• PAGE TEXT
[net.records] Misunderstood lyrics

peterr@utcsrgv.UUCP (Peter Rowley) (11/16/83)

I'm sure we all remember that popular BeeGees song from Saturday Night Fever...
"Bald-Headed Woman"... "bald-headed woman, bald-headed woman to meeee".

(The real lyrics: "More than a woman...")

ki@linus.UUCP (Kevin Ilsen) (11/16/83)

One of my favorites:

	"... there's a bathroom on the right ..."
	(alias "bad moon on the rise")

BTW, Mick Jagger has said that one of his guidelines for singing rock
music is to purposely slur the words.  And, as long as I'm thinking
in stream-of-consciousness mode, back in the 60's when musical guests
on TV shows lip-synched to recordings as a rule rather than an exception,
Jagger reportedly would deliberately mouth an entirely different song.
Wonder how many people noticed...

-- 
	--Kevin Ilsen
	{allegra,genrad,ihnp4,utzoo,philabs,uw-beaver}!linus!ki     	(UUCP)
	linus!ki@mitre-bedford						(MIL)

rossen@uiuccsb.UUCP (11/20/83)

#R:utcsrgv:-273300:uiuccsb:11800004:000:414
uiuccsb!rossen    Nov 18 14:40:00 1983

Now that we all (or many of us, anyway) get to see people lip-synch
their records on MTV, there arises a new question of who is the worst
lip-syncher around -- Jagger certainly qualifies.  That's probably 
due less to incompetence than to not giving a shit.  Any other nominations?

• PROBLEMS TO WORK ON
[1] Write out the stretch of the lyrics thread from "BTW, Mick Jagger" through "entirely different song.", word for word.
[2] Decide whether each statement agrees with the lyrics thread, answering yes or no and quoting the words that settle it: (a) The real lyrics behind "Bald-Headed Woman" are "More than a woman." (b) Mick Jagger is said to aim for clear pronunciation when singing rock music. (c) The last post attributes Jagger's poor lip-synching mainly to incompetence.

• MATERIAL
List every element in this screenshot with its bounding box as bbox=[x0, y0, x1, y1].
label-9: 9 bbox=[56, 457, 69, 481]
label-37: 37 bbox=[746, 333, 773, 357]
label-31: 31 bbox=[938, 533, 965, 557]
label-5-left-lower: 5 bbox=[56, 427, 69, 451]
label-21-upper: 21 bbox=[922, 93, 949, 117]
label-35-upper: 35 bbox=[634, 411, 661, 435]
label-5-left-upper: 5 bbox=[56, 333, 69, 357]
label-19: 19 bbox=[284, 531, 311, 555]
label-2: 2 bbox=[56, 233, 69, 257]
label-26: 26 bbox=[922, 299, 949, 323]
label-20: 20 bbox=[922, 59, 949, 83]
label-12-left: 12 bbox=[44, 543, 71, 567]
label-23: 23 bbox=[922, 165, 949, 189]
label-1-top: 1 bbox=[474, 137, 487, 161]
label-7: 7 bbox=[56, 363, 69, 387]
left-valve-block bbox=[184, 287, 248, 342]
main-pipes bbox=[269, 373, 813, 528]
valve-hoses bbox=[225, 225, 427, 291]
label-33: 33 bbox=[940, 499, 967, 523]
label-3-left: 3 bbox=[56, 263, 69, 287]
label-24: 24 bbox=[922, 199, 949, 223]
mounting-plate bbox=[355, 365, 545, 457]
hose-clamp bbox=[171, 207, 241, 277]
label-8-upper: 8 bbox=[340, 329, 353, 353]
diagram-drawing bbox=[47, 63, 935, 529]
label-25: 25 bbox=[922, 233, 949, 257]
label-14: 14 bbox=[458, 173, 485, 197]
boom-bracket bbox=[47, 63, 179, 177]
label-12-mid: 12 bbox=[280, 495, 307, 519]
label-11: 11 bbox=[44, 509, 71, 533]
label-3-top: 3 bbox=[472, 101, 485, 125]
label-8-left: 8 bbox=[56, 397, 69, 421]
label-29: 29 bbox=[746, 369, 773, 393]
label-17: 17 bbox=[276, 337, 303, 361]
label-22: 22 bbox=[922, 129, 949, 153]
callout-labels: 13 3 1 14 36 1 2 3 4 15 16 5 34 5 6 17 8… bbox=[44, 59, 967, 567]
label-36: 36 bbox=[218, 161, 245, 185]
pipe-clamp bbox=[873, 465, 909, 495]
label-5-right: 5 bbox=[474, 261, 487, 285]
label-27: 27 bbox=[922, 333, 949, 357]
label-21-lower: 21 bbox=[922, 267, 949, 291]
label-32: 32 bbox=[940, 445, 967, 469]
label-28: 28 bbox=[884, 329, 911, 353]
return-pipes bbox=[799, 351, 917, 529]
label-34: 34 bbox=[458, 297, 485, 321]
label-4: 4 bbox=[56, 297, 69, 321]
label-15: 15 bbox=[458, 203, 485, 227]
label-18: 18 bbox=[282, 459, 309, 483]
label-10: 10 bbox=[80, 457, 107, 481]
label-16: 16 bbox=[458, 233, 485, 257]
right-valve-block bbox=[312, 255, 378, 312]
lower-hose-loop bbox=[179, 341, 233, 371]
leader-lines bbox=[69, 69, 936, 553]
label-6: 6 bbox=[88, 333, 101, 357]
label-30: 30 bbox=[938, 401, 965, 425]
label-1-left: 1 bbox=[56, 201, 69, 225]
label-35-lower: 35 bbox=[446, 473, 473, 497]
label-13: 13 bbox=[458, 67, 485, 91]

• PER-TASK OUTPUTS
[1]
BTW, Mick Jagger has said that one of his guidelines for singing rock
music is to purposely slur the words.  And, as long as I'm thinking
in stream-of-consciousness mode, back in the 60's when musical guests
on TV shows lip-synched to recordings as a rule rather than an exception,
Jagger reportedly would deliberately mouth an entirely different song.

[2]
(a) Yes: "(The real lyrics: "More than a woman...")"
(b) No: "one of his guidelines for singing rock music is to purposely slur the words."
(c) No: "That's probably due less to incompetence"